## Prompt
Find every line below that contains the word "JSON" and copy it out.

## Data supplied
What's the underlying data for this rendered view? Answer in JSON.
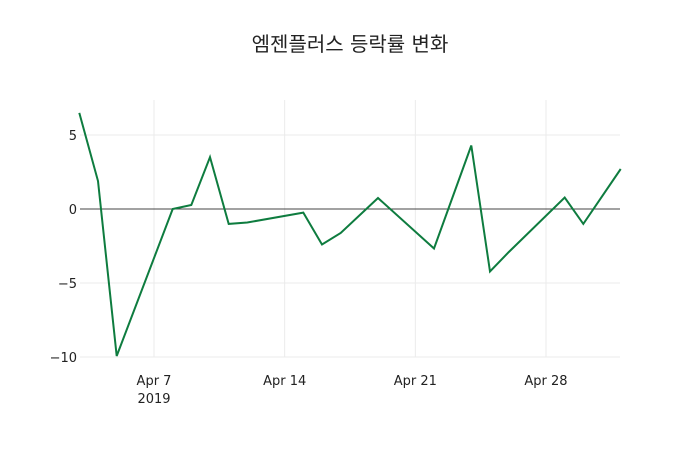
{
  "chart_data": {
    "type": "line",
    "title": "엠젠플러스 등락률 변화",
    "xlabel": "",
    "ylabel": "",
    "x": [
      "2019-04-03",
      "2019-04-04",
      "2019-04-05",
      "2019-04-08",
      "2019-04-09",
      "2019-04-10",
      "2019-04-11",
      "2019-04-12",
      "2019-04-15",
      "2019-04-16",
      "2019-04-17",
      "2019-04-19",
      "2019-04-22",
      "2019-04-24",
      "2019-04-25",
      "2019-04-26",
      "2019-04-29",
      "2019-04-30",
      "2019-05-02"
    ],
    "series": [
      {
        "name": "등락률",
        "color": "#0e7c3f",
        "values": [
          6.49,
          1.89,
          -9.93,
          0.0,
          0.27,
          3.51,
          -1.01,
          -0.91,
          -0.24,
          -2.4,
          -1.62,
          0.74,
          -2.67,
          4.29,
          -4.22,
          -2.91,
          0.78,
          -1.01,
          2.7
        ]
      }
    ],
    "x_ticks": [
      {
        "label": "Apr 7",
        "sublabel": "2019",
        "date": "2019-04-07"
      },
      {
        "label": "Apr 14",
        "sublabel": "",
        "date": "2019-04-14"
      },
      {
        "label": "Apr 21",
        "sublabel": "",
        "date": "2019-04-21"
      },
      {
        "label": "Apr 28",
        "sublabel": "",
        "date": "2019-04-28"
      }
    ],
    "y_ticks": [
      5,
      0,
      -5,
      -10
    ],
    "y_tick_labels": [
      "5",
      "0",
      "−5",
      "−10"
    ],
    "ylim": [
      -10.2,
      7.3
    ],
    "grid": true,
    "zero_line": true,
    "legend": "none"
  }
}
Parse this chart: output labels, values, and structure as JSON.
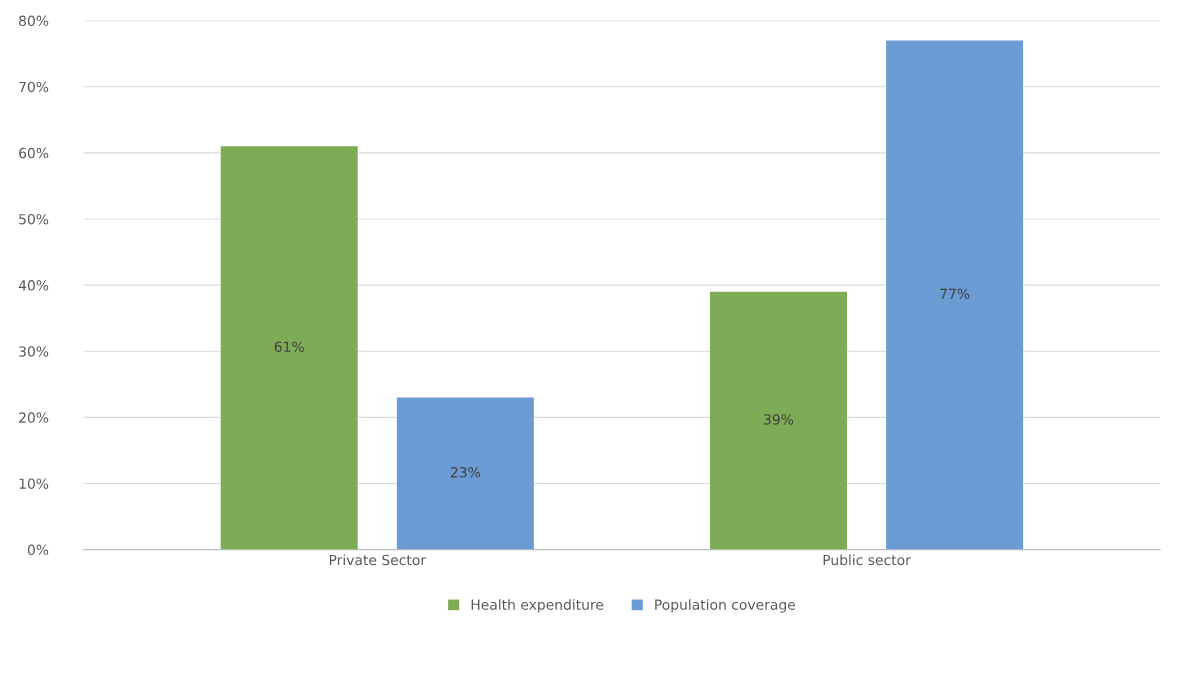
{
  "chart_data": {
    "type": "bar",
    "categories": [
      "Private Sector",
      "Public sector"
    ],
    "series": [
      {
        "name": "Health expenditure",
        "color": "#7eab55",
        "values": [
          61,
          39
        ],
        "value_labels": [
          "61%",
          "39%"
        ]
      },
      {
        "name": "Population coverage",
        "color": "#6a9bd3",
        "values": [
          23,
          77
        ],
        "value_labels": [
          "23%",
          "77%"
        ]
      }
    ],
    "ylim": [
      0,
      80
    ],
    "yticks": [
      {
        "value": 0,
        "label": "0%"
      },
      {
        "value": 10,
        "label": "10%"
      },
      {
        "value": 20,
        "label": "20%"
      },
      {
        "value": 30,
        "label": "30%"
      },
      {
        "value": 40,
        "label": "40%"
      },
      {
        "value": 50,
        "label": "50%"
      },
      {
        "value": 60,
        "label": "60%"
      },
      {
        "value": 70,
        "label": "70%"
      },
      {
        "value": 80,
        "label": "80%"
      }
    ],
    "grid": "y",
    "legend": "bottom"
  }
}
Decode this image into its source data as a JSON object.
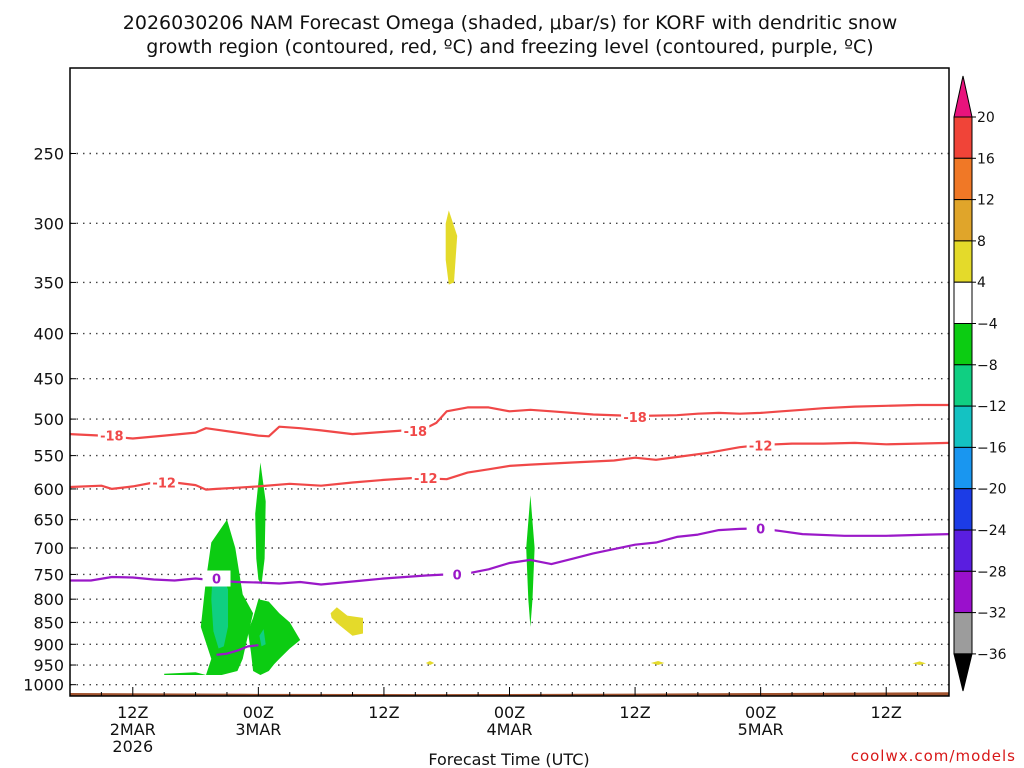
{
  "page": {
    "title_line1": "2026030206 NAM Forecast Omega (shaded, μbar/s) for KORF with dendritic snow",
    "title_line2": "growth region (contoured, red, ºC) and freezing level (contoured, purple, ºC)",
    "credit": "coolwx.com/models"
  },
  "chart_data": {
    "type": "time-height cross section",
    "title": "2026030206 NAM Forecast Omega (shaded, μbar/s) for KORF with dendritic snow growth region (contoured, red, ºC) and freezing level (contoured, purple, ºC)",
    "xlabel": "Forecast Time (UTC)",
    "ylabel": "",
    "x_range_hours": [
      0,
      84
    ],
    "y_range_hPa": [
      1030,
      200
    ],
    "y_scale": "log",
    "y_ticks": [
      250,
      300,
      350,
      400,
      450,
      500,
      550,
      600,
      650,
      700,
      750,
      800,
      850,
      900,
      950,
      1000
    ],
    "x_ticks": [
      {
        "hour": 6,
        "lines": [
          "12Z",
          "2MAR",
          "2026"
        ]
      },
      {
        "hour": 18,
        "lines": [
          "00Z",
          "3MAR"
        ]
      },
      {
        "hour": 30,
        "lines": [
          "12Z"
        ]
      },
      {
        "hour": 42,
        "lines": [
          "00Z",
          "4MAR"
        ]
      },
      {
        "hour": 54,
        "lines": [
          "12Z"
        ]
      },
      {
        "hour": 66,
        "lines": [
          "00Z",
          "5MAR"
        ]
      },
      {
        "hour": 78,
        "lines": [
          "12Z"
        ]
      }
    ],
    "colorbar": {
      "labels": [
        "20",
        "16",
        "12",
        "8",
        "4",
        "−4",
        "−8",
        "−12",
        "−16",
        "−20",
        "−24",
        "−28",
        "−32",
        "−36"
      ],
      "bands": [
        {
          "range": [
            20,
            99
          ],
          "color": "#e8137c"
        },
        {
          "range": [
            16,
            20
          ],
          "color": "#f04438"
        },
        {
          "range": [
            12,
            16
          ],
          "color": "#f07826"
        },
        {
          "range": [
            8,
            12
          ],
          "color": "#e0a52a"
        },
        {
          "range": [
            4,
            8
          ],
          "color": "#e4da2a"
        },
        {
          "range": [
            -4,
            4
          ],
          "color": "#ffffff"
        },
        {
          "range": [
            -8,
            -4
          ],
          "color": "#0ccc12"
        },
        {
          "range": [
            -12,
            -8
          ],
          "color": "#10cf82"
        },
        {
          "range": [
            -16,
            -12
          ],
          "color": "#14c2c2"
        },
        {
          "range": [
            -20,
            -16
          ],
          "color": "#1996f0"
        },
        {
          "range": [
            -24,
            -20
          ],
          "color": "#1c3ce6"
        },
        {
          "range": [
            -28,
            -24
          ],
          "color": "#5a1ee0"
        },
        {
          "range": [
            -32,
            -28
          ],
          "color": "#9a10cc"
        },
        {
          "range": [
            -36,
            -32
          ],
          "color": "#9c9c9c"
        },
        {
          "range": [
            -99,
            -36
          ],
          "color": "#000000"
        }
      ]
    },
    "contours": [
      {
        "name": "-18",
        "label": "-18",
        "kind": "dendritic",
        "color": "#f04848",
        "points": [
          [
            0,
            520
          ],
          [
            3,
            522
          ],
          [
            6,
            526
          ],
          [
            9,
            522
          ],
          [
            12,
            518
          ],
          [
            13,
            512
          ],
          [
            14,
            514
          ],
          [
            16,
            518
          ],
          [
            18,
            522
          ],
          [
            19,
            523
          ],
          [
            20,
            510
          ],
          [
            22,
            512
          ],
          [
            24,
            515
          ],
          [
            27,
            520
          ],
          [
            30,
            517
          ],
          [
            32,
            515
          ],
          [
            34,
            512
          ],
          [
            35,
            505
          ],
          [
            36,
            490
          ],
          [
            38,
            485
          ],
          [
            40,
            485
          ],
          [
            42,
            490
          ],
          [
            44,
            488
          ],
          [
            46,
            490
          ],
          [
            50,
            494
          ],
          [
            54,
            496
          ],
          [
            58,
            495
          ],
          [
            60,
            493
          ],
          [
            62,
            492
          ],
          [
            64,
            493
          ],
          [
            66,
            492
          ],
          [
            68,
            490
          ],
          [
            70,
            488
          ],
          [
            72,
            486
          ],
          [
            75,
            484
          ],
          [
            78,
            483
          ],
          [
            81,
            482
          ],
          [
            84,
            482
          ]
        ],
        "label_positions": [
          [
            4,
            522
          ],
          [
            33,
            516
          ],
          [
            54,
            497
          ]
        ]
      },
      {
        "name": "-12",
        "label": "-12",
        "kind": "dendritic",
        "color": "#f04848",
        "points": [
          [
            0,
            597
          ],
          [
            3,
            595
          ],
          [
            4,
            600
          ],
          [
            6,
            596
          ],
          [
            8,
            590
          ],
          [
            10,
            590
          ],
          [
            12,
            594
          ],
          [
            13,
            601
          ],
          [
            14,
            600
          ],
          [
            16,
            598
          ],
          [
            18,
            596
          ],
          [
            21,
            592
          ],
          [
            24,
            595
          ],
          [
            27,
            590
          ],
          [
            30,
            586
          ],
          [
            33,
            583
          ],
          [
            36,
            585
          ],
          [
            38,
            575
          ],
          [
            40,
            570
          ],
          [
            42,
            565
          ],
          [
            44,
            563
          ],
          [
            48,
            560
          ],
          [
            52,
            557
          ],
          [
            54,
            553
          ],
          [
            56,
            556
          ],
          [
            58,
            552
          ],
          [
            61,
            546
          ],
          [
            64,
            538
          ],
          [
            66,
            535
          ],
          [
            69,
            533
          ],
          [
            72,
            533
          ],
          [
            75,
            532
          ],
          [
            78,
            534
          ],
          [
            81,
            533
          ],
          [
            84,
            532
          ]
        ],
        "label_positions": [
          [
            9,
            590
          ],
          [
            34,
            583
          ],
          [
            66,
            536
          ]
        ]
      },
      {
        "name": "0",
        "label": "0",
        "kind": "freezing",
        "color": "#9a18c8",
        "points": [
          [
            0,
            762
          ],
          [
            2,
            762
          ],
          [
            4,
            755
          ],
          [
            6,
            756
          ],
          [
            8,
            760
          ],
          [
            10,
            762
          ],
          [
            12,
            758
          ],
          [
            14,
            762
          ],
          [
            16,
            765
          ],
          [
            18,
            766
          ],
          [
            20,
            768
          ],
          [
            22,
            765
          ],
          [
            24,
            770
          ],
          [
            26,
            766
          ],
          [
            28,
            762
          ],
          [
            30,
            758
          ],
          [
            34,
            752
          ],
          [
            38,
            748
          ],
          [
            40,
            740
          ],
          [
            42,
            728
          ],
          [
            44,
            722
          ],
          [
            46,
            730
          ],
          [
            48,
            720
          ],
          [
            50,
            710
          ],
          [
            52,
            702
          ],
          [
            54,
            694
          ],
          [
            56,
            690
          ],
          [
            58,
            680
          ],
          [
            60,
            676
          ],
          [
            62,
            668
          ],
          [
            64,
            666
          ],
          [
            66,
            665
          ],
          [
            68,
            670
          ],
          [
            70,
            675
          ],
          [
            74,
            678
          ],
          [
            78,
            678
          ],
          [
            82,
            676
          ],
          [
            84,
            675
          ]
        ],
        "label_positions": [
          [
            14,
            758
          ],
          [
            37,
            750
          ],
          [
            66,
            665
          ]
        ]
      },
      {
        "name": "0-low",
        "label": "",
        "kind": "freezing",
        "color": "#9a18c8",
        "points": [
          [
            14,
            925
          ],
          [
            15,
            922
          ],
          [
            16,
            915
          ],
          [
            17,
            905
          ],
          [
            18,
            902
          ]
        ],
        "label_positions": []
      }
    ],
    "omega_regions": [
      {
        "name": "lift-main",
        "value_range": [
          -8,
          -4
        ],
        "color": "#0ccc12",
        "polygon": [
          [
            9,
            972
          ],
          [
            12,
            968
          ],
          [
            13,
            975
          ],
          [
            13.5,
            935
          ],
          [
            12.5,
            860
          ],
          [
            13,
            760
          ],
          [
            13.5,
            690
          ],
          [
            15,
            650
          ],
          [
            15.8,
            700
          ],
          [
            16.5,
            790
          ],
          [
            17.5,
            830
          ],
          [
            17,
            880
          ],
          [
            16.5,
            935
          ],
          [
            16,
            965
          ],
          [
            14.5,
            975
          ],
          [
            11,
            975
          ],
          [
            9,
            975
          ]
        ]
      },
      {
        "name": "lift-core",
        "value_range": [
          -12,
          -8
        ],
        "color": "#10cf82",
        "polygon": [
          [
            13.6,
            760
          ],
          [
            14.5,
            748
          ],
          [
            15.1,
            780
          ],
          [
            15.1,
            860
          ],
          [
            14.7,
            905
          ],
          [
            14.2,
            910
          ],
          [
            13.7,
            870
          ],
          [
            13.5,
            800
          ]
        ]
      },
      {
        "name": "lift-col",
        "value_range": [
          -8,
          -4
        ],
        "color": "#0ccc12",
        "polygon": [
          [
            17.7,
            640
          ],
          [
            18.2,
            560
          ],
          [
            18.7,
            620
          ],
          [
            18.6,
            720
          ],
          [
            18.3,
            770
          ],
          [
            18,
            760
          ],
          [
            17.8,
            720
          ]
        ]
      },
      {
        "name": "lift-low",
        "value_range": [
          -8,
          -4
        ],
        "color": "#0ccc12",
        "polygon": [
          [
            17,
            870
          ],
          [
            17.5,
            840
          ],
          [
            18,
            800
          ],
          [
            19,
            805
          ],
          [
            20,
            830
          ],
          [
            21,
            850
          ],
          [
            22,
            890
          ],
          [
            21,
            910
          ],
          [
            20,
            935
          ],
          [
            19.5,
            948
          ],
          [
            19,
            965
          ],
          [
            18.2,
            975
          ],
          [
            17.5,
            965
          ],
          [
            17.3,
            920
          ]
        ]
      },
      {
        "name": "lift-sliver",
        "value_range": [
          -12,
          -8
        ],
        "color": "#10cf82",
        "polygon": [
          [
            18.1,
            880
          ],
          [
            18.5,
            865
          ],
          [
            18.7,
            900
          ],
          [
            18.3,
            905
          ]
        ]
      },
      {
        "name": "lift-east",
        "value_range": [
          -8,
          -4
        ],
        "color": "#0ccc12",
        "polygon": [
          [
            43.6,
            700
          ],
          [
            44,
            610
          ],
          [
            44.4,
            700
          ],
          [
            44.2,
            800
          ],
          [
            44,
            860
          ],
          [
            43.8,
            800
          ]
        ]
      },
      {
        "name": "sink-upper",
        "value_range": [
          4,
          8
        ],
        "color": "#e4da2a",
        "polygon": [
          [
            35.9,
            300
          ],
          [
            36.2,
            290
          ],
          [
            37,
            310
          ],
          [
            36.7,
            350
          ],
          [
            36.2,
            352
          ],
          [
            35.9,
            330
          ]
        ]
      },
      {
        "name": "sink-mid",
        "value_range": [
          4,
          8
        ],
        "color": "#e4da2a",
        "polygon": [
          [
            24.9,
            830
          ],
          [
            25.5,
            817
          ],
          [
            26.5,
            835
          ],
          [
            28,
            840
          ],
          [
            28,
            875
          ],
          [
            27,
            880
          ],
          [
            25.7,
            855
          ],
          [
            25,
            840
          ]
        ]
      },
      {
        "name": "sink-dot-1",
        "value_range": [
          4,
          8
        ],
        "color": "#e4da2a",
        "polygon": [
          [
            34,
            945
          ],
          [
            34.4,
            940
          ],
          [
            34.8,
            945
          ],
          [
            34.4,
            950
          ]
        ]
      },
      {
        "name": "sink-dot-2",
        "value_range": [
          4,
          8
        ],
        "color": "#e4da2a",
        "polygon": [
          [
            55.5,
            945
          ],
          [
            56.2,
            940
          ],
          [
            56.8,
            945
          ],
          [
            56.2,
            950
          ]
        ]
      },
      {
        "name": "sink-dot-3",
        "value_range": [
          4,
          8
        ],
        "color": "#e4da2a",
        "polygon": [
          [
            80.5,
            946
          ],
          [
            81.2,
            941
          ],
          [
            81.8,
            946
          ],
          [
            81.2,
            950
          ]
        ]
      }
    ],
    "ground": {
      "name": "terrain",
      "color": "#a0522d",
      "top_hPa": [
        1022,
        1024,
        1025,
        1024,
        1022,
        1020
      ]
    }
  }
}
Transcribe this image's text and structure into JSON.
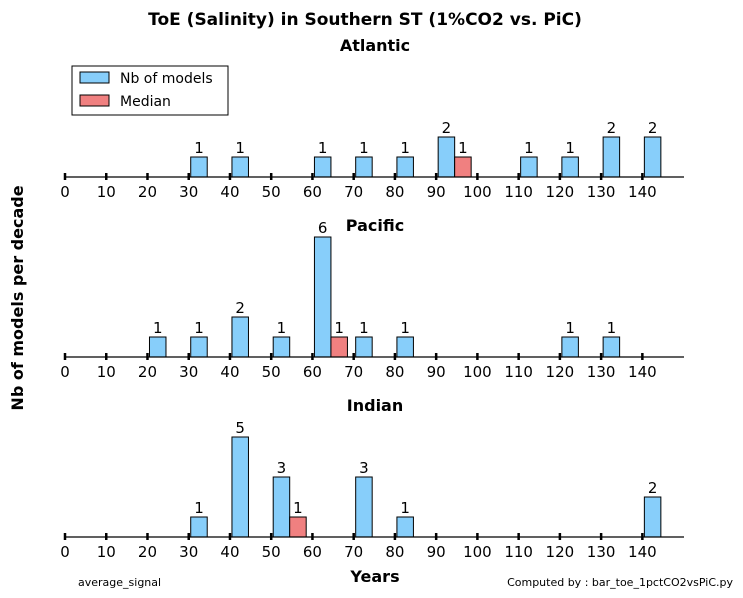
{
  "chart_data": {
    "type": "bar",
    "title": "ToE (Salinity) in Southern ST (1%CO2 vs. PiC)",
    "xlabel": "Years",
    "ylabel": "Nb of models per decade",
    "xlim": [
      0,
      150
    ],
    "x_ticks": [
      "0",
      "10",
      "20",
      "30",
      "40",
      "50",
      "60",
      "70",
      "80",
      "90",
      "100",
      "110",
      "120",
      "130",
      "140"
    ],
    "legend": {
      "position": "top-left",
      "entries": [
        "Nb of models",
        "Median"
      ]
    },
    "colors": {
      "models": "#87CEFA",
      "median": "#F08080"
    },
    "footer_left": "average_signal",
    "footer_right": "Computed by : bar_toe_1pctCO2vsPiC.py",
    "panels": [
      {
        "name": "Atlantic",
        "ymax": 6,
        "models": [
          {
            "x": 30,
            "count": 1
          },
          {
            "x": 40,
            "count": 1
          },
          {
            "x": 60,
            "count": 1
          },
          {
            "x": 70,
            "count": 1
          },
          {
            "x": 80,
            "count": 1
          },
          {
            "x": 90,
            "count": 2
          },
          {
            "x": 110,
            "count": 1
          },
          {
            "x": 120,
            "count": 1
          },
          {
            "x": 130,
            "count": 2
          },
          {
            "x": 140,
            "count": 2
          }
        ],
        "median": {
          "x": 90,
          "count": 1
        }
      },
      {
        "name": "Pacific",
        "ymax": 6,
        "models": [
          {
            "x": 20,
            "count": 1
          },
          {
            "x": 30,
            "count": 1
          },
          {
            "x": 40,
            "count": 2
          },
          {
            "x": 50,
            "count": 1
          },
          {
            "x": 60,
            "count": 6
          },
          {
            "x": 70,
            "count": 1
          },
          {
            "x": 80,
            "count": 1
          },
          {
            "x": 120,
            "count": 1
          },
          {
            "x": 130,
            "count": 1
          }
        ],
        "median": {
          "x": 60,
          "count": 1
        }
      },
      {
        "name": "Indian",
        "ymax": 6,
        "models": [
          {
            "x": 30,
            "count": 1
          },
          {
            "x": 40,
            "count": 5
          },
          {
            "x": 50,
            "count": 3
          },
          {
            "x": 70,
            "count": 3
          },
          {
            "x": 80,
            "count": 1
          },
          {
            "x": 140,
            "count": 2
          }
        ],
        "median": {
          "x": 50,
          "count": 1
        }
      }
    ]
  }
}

## Finished exercise
What's the underlying data for this rendered view? Answer in JSON.
Parse this chart: output labels, values, and structure as JSON.
Decode this image into its source data as a JSON object.
Transcribe this image's text and structure into JSON.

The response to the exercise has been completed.